**EXERCISE:**
Provide an exact copy of the data, excluding the images.

====== DATA SUPPLIED

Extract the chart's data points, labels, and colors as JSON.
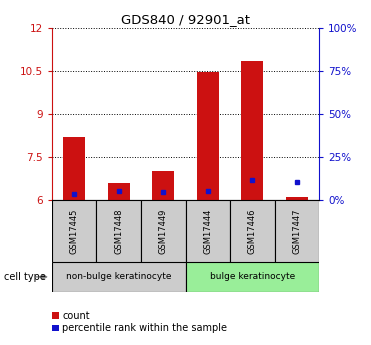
{
  "title": "GDS840 / 92901_at",
  "samples": [
    "GSM17445",
    "GSM17448",
    "GSM17449",
    "GSM17444",
    "GSM17446",
    "GSM17447"
  ],
  "red_values": [
    8.2,
    6.6,
    7.0,
    10.47,
    10.85,
    6.12
  ],
  "blue_values": [
    6.22,
    6.3,
    6.28,
    6.3,
    6.7,
    6.62
  ],
  "ylim_left": [
    6,
    12
  ],
  "ylim_right": [
    0,
    100
  ],
  "yticks_left": [
    6,
    7.5,
    9,
    10.5,
    12
  ],
  "ytick_labels_left": [
    "6",
    "7.5",
    "9",
    "10.5",
    "12"
  ],
  "yticks_right": [
    0,
    25,
    50,
    75,
    100
  ],
  "ytick_labels_right": [
    "0%",
    "25%",
    "50%",
    "75%",
    "100%"
  ],
  "groups": [
    {
      "label": "non-bulge keratinocyte",
      "indices": [
        0,
        1,
        2
      ],
      "color": "#cccccc"
    },
    {
      "label": "bulge keratinocyte",
      "indices": [
        3,
        4,
        5
      ],
      "color": "#99ee99"
    }
  ],
  "bar_width": 0.5,
  "red_color": "#cc1111",
  "blue_color": "#1111cc",
  "legend_count": "count",
  "legend_percentile": "percentile rank within the sample",
  "cell_type_label": "cell type",
  "background_color": "#ffffff"
}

============

**FINISHED EXERCISE:**
Extract the chart's data points, labels, and colors as JSON.
{
  "title": "GDS840 / 92901_at",
  "samples": [
    "GSM17445",
    "GSM17448",
    "GSM17449",
    "GSM17444",
    "GSM17446",
    "GSM17447"
  ],
  "red_values": [
    8.2,
    6.6,
    7.0,
    10.47,
    10.85,
    6.12
  ],
  "blue_values": [
    6.22,
    6.3,
    6.28,
    6.3,
    6.7,
    6.62
  ],
  "ylim_left": [
    6,
    12
  ],
  "ylim_right": [
    0,
    100
  ],
  "yticks_left": [
    6,
    7.5,
    9,
    10.5,
    12
  ],
  "ytick_labels_left": [
    "6",
    "7.5",
    "9",
    "10.5",
    "12"
  ],
  "yticks_right": [
    0,
    25,
    50,
    75,
    100
  ],
  "ytick_labels_right": [
    "0%",
    "25%",
    "50%",
    "75%",
    "100%"
  ],
  "groups": [
    {
      "label": "non-bulge keratinocyte",
      "indices": [
        0,
        1,
        2
      ],
      "color": "#cccccc"
    },
    {
      "label": "bulge keratinocyte",
      "indices": [
        3,
        4,
        5
      ],
      "color": "#99ee99"
    }
  ],
  "bar_width": 0.5,
  "red_color": "#cc1111",
  "blue_color": "#1111cc",
  "legend_count": "count",
  "legend_percentile": "percentile rank within the sample",
  "cell_type_label": "cell type",
  "background_color": "#ffffff"
}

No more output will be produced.